* **Document excerpt**
Michael had set up the 5 inch B/W TV/FM w/ iTV internet appliance and was giving demos of the features implemented in the OS and email and browser programs including an interactive Forth interpreter task and letting other people try the product.
I volunteered to give a quick presentation after lunch and informed people that we expect F21d prototypes back this week and that I had released the latest F21 Emulator and demo programs for free at the web site. www.UltraTechnology.com I explained that emulator was now getting up to 10 F21 mips which was about 1/20th the speed of F21 in the best case for F21 and 1/2 or 1/3 of the speed that F21 will get in programs that access DRAM and encounter offpage memory timings. I said that even on my fairly slow laptop the F21 video demo in the emulator was now almost too fast to see now.
The last presentation was Chuck Moore and his Fireside Chat. I made a video of the presentation although Chuck used an overhead projector most of the time so neither the lighting nor sound are ideal. I have working on a transcript and when done I will convert it into an html document and post it at my site.
(Chuck) The first thing that I want to talk about is this slide. It's kind of neat. It was constructed with my editor. That's how I work all day making things that look like that. So it's very easy to construct a special purpose list of comments that I can show off. So Color Forth comes with a built in slide maker. (laughter)
FORTH DAY CHUCK MOORE COLOR FORTH COMMAND LINE HIDE/REVEAL SPREADSHEET I21SL TEMPERATURE IV CURVES INTERNET PRINT(Dwight-) They all say PRINT at the bottom.) (laughter) (Chuck) I was going to mention that. There is a little problem or feature. You can't really see the difference between the black on Forth Day and the blue on Chuck Moore. This is literally a screen dump onto an HP printer. I could work on the colors and make things legible and I really need to. Everything that I am doing and everything that I will show you today is a work in progress. The priorities are such that none of this is mainstream. But I am working more than ever in Color Forth, and I really like it.
The i21sl is the latest version of the chip and it's been back for three weeks. (someone-) How do you tell the difference between a one and an I? (referring to Chuck's CAD font in OKAD on the screen dump) (Chuck) I can't. But it really doesn't matter anyway, but I will be designing a new character set that will make that evident and a utility program to do it. (someone-) What kind of keyboard do you use? (Chuck) A normal PC keyboard. (laughter) (and people say that I just make this stuff up. This time I have a video ;-)
Here's a screen full of Color Forth. (You need a color browser to see the colored text)
T3/2 TABLE REMEMBER IT : 65 LOAD TA 294 ; FILL -1 + TA OVER TA + /. 3/2 OVER T3 /2 ! IF FILL ; THEN DROP ; 100 FILL IT E ND INT P 64 p 63 .obscured by projector.The First thing I want to talk about is the bottom line. The paper that I will give at FORML is the new command line. I have not heard anyone else mention it to you so I will, but it scrolls from the right. Normally you type characters starting from the left and move across the screen with a cursor. This doesn't. The characters appear on the right and scroll to the left. There is no cursor. I don't need one. The advantage is that I get a whole line of history with no need for vertical scrolling. The beauty of that is that is that it doesn't interfere with whatever is on the screen. Whatever is up here stays there. It's just the bottom that's used for command line scrolling. Before I had two lines for history and it scrolled up one line and I had a little window with one line of history. But this is even better because it turns out that I get even more history this way than I did that way and it takes less space.

* **Task statement**
Answer these from the Forth Day account above:
(a) Up to how many F21 mips was the emulator getting?
(b) How long had the i21sl been back?
(c) From which side does the new command line scroll?

* **Source material**
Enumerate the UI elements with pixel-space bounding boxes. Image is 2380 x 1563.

* **Written answer**
(a) Up to 10 F21 mips.
(b) Three weeks.
(c) From the right.